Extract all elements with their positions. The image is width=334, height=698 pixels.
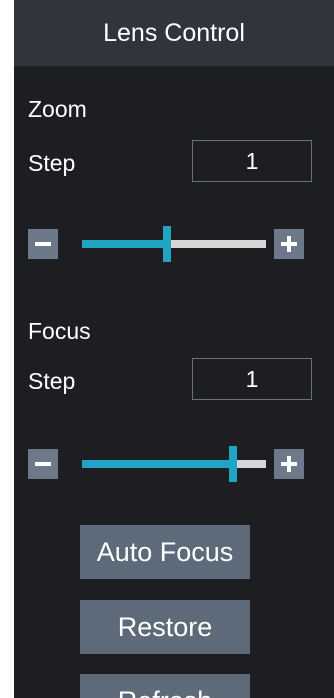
- auto-focus-button[interactable]: Auto Focus: [80, 525, 250, 579]
- plus-icon: [281, 236, 297, 252]
- lens-control-panel: Lens Control Zoom Step 1 Focus Step 1 Au…: [14, 0, 334, 698]
- focus-decrease-button[interactable]: [28, 449, 58, 479]
- zoom-decrease-button[interactable]: [28, 229, 58, 259]
- focus-step-input[interactable]: 1: [192, 358, 312, 400]
- focus-slider-fill: [82, 460, 233, 468]
- zoom-slider[interactable]: [82, 226, 266, 262]
- zoom-step-label: Step: [28, 150, 76, 176]
- focus-increase-button[interactable]: [274, 449, 304, 479]
- panel-title: Lens Control: [103, 18, 245, 47]
- zoom-slider-fill: [82, 240, 167, 248]
- zoom-slider-thumb[interactable]: [163, 226, 171, 262]
- focus-slider[interactable]: [82, 446, 266, 482]
- minus-icon: [35, 242, 51, 246]
- focus-slider-thumb[interactable]: [229, 446, 237, 482]
- plus-icon: [281, 456, 297, 472]
- panel-header: Lens Control: [14, 0, 334, 66]
- minus-icon: [35, 462, 51, 466]
- focus-label: Focus: [28, 318, 91, 344]
- restore-button[interactable]: Restore: [80, 600, 250, 654]
- focus-step-label: Step: [28, 368, 76, 394]
- zoom-step-input[interactable]: 1: [192, 140, 312, 182]
- zoom-label: Zoom: [28, 96, 87, 122]
- refresh-button[interactable]: Refresh: [80, 674, 250, 698]
- zoom-increase-button[interactable]: [274, 229, 304, 259]
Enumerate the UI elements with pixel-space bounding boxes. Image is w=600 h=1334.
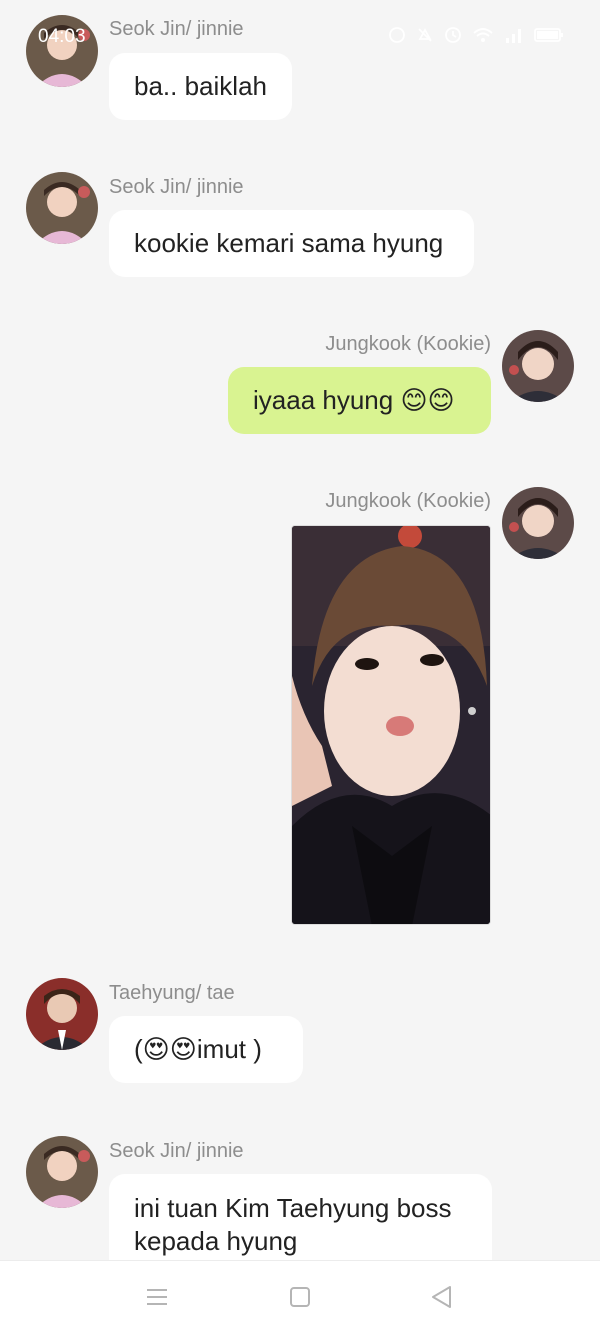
sender-name: Jungkook (Kookie) bbox=[325, 333, 491, 355]
taehyung-avatar[interactable] bbox=[26, 978, 98, 1050]
message-text: ba.. baiklah bbox=[134, 71, 267, 101]
jungkook-avatar[interactable] bbox=[502, 330, 574, 402]
message-text-prefix: ( bbox=[134, 1034, 143, 1064]
status-icons bbox=[388, 26, 564, 44]
sender-name: Seok Jin/ jinnie bbox=[109, 1140, 244, 1162]
back-triangle-icon[interactable] bbox=[426, 1281, 458, 1313]
message-bubble[interactable]: kookie kemari sama hyung bbox=[109, 210, 474, 277]
mute-icon bbox=[418, 28, 432, 42]
battery-icon bbox=[534, 28, 563, 42]
message-text: imut ) bbox=[196, 1034, 262, 1064]
message-text-block: ini tuan Kim Taehyung boss kepada hyung bbox=[134, 1192, 452, 1258]
wifi-icon bbox=[473, 28, 493, 42]
heart-eyes-emoji-icon: 😍😍 bbox=[142, 1034, 197, 1065]
sender-name: Taehyung/ tae bbox=[109, 982, 235, 1004]
signal-icon bbox=[506, 29, 521, 43]
sender-name: Seok Jin/ jinnie bbox=[109, 176, 244, 198]
clock-icon bbox=[445, 27, 461, 43]
home-square-icon[interactable] bbox=[284, 1281, 316, 1313]
message-bubble[interactable]: ( 😍😍 imut ) bbox=[109, 1016, 303, 1083]
navigation-bar bbox=[0, 1260, 600, 1334]
message-text: iyaaa hyung bbox=[253, 385, 401, 415]
message-text-line: ini tuan Kim Taehyung boss bbox=[134, 1193, 452, 1223]
menu-icon[interactable] bbox=[141, 1281, 173, 1313]
alarm-icon bbox=[389, 27, 405, 43]
message-text: kookie kemari sama hyung bbox=[134, 228, 444, 258]
jungkook-avatar[interactable] bbox=[502, 487, 574, 559]
sender-name: Jungkook (Kookie) bbox=[325, 490, 491, 512]
status-time: 04:03 bbox=[38, 26, 86, 47]
message-bubble[interactable]: iyaaa hyung 😊😊 bbox=[228, 367, 491, 434]
message-text-line: kepada hyung bbox=[134, 1226, 298, 1256]
status-bar: 04:03 bbox=[0, 0, 600, 70]
seokjin-avatar[interactable] bbox=[26, 1136, 98, 1208]
seokjin-avatar[interactable] bbox=[26, 172, 98, 244]
smile-emoji-icon: 😊😊 bbox=[400, 385, 455, 416]
photo-message[interactable] bbox=[291, 525, 491, 925]
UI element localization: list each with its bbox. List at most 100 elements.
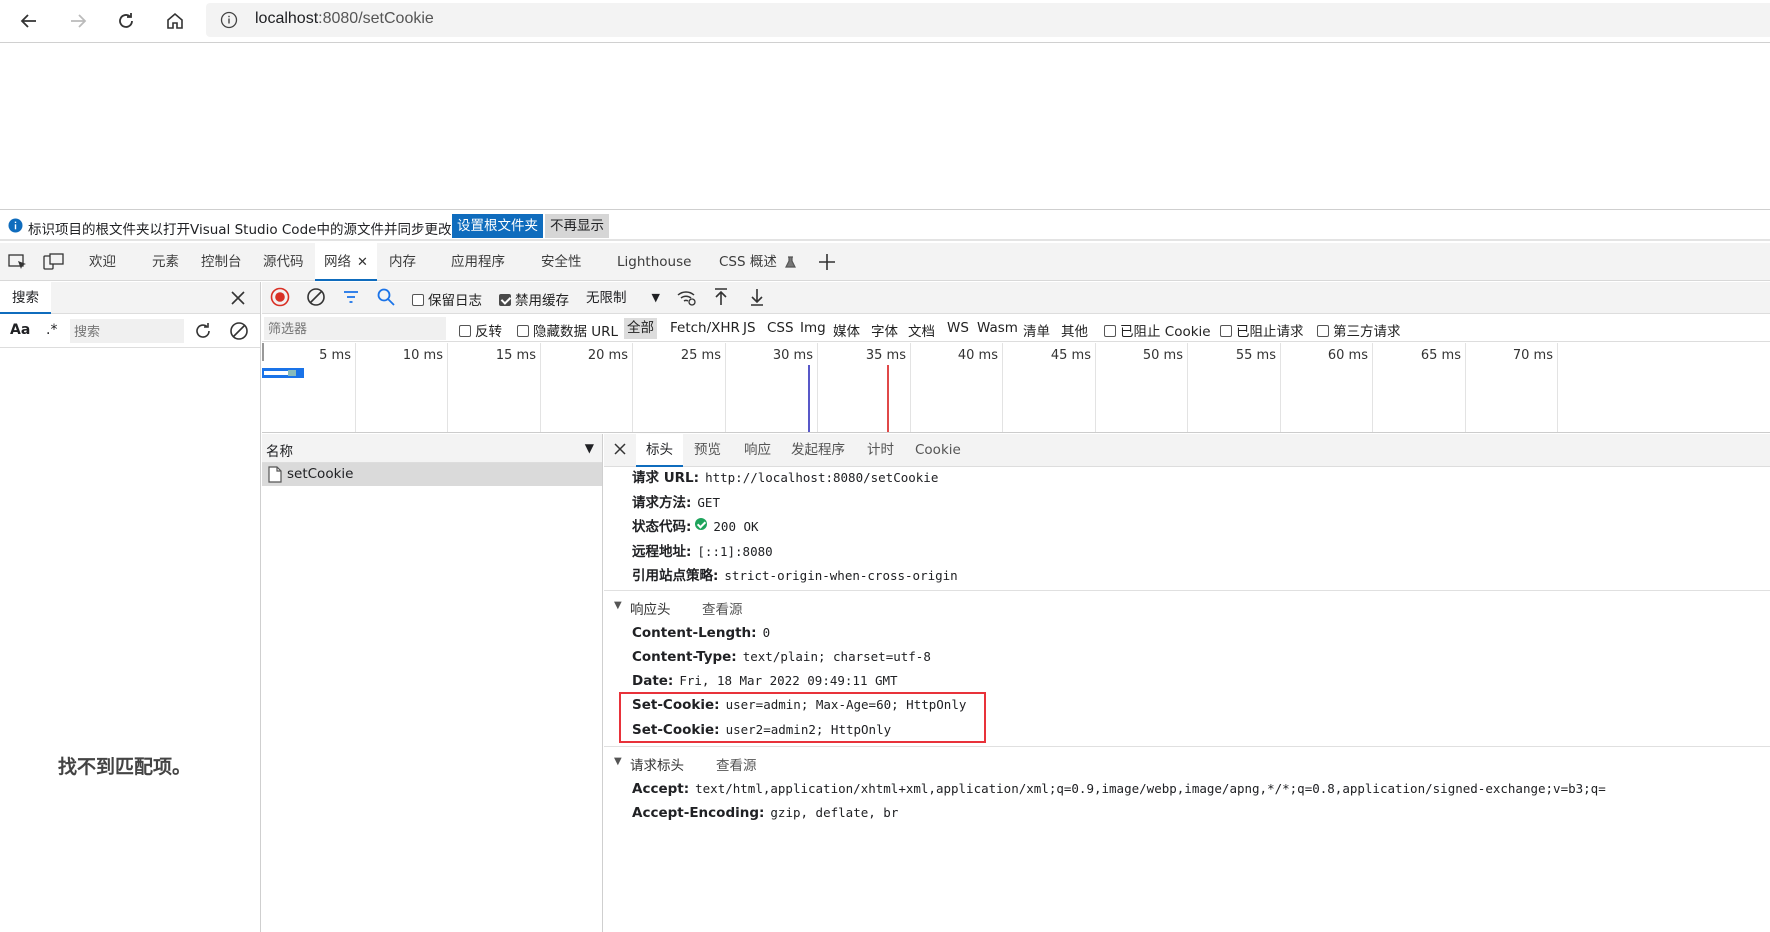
type-filter-fetch-xhr[interactable]: Fetch/XHR (670, 320, 740, 336)
view-source-link[interactable]: 查看源 (716, 754, 757, 774)
dropdown-arrow-icon: ▼ (651, 291, 660, 304)
section-title: 响应头 (630, 602, 671, 618)
close-details-button[interactable] (614, 443, 626, 455)
type-filter-manifest[interactable]: 清单 (1023, 320, 1050, 340)
load-event-marker (887, 365, 889, 432)
address-bar[interactable]: localhost:8080/setCookie (206, 3, 1770, 37)
tab-response[interactable]: 响应 (744, 434, 771, 467)
timeline-left-handle[interactable] (262, 343, 264, 361)
type-filter-all[interactable]: 全部 (624, 318, 657, 339)
timeline-tick-label: 55 ms (1235, 348, 1276, 363)
timeline-tick-label: 15 ms (495, 348, 536, 363)
type-filter-css[interactable]: CSS (767, 320, 794, 336)
timeline-gridline (725, 343, 726, 432)
tab-security[interactable]: 安全性 (541, 243, 582, 281)
type-filter-font[interactable]: 字体 (871, 320, 898, 340)
header-row-date: Date: Fri, 18 Mar 2022 09:49:11 GMT (632, 673, 898, 689)
network-conditions-button[interactable] (676, 287, 698, 307)
filter-input[interactable] (264, 317, 446, 340)
more-tabs-button[interactable] (817, 252, 837, 272)
type-filter-ws[interactable]: WS (947, 320, 969, 336)
set-root-folder-button[interactable]: 设置根文件夹 (452, 214, 543, 238)
search-button[interactable] (376, 287, 396, 307)
checkbox-box (1104, 325, 1116, 337)
blocked-cookies-checkbox[interactable]: 已阻止 Cookie (1104, 320, 1211, 340)
match-case-toggle[interactable]: Aa (10, 322, 30, 338)
request-download-segment (288, 370, 296, 376)
header-key: 远程地址: (632, 544, 692, 560)
type-filter-doc[interactable]: 文档 (908, 320, 935, 340)
home-button[interactable] (159, 5, 191, 37)
tab-console[interactable]: 控制台 (201, 243, 242, 281)
filter-toggle-button[interactable] (341, 287, 361, 307)
sort-dropdown-icon[interactable]: ▼ (585, 441, 594, 455)
checkbox-box (517, 325, 529, 337)
tab-memory[interactable]: 内存 (389, 243, 416, 281)
search-input[interactable] (70, 319, 184, 343)
request-headers-section[interactable]: ▼ 请求标头 查看源 (604, 746, 1770, 776)
type-filter-other[interactable]: 其他 (1061, 320, 1088, 340)
clear-log-button[interactable] (306, 287, 326, 307)
tab-preview[interactable]: 预览 (694, 434, 721, 467)
inspect-element-button[interactable] (8, 253, 28, 271)
header-key: 请求方法: (632, 495, 692, 511)
refresh-icon (119, 13, 133, 28)
header-value: [::1]:8080 (697, 544, 773, 559)
tab-network[interactable]: 网络 ✕ (315, 243, 377, 281)
expand-triangle-icon: ▼ (614, 600, 622, 611)
hide-data-urls-checkbox[interactable]: 隐藏数据 URL (517, 320, 618, 340)
response-headers-section[interactable]: ▼ 响应头 查看源 (604, 590, 1770, 620)
search-tab[interactable]: 搜索 (0, 282, 51, 314)
invert-checkbox[interactable]: 反转 (459, 320, 502, 340)
tab-sources[interactable]: 源代码 (263, 243, 304, 281)
refresh-button[interactable] (110, 5, 142, 37)
import-har-button[interactable] (711, 287, 731, 307)
device-toolbar-button[interactable] (43, 253, 65, 271)
tab-initiator[interactable]: 发起程序 (791, 434, 845, 467)
tab-css-overview-label: CSS 概述 (719, 254, 777, 270)
checkbox-box (412, 294, 424, 306)
type-filter-js[interactable]: JS (743, 320, 756, 336)
network-overview-timeline[interactable]: 5 ms 10 ms 15 ms 20 ms 25 ms 30 ms 35 ms 40 ms 4… (262, 343, 1770, 433)
tab-lighthouse[interactable]: Lighthouse (617, 243, 691, 281)
timeline-tick-label: 60 ms (1327, 348, 1368, 363)
no-results-message: 找不到匹配项。 (58, 756, 192, 778)
close-tab-icon[interactable]: ✕ (357, 255, 368, 270)
export-har-button[interactable] (747, 287, 767, 307)
refresh-search-button[interactable] (192, 320, 214, 342)
highlight-annotation-box (619, 692, 986, 743)
tab-welcome[interactable]: 欢迎 (89, 243, 116, 281)
info-icon (8, 218, 23, 233)
table-row[interactable]: setCookie (262, 463, 602, 486)
regex-toggle[interactable]: .* (46, 322, 57, 338)
preserve-log-checkbox[interactable]: 保留日志 (412, 289, 482, 309)
header-value: gzip, deflate, br (770, 805, 899, 820)
record-button[interactable] (270, 287, 290, 307)
dont-show-again-button[interactable]: 不再显示 (545, 214, 609, 238)
tab-headers[interactable]: 标头 (636, 434, 683, 467)
checkbox-box (1220, 325, 1232, 337)
disable-cache-checkbox[interactable]: 禁用缓存 (499, 289, 569, 309)
tab-elements[interactable]: 元素 (152, 243, 179, 281)
close-search-button[interactable] (230, 290, 246, 306)
site-info-icon[interactable] (220, 11, 238, 29)
tab-timing[interactable]: 计时 (867, 434, 894, 467)
type-filter-media[interactable]: 媒体 (833, 320, 860, 340)
requests-table-header: 名称 ▼ (262, 434, 602, 463)
name-column-header[interactable]: 名称 (266, 440, 293, 460)
type-filter-img[interactable]: Img (800, 320, 826, 336)
clear-search-button[interactable] (228, 320, 250, 342)
throttling-select[interactable]: 无限制 ▼ (580, 286, 662, 310)
devtools-infobar: 标识项目的根文件夹以打开Visual Studio Code中的源文件并同步更改… (0, 209, 1770, 241)
url-path: :8080/setCookie (318, 10, 434, 27)
blocked-requests-checkbox[interactable]: 已阻止请求 (1220, 320, 1304, 340)
third-party-checkbox[interactable]: 第三方请求 (1317, 320, 1401, 340)
tab-application[interactable]: 应用程序 (451, 243, 505, 281)
tab-cookies[interactable]: Cookie (915, 434, 961, 467)
view-source-link[interactable]: 查看源 (702, 598, 743, 618)
header-row-accept: Accept: text/html,application/xhtml+xml,a… (632, 781, 1606, 797)
type-filter-wasm[interactable]: Wasm (977, 320, 1018, 336)
forward-button[interactable] (62, 5, 94, 37)
back-button[interactable] (13, 5, 45, 37)
tab-css-overview[interactable]: CSS 概述 (719, 243, 797, 281)
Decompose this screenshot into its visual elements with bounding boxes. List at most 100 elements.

Do this: Rewrite everything in the listing above from the line containing "sender-name: Jungkook (Kookie) bbox=[325, 333, 491, 355]" down to the line containing "mute-icon bbox=[418, 28, 432, 42]", changing "sender-name" to "author-name" and leaving all else as it is.

Solution for this task:
author-name: Jungkook (Kookie) bbox=[325, 333, 491, 355]
taehyung-avatar[interactable] bbox=[26, 978, 98, 1050]
message-text: ba.. baiklah bbox=[134, 71, 267, 101]
jungkook-avatar[interactable] bbox=[502, 330, 574, 402]
message-text-prefix: ( bbox=[134, 1034, 143, 1064]
status-icons bbox=[388, 26, 564, 44]
author-name: Seok Jin/ jinnie bbox=[109, 1140, 244, 1162]
back-triangle-icon[interactable] bbox=[426, 1281, 458, 1313]
message-bubble[interactable]: kookie kemari sama hyung bbox=[109, 210, 474, 277]
mute-icon bbox=[418, 28, 432, 42]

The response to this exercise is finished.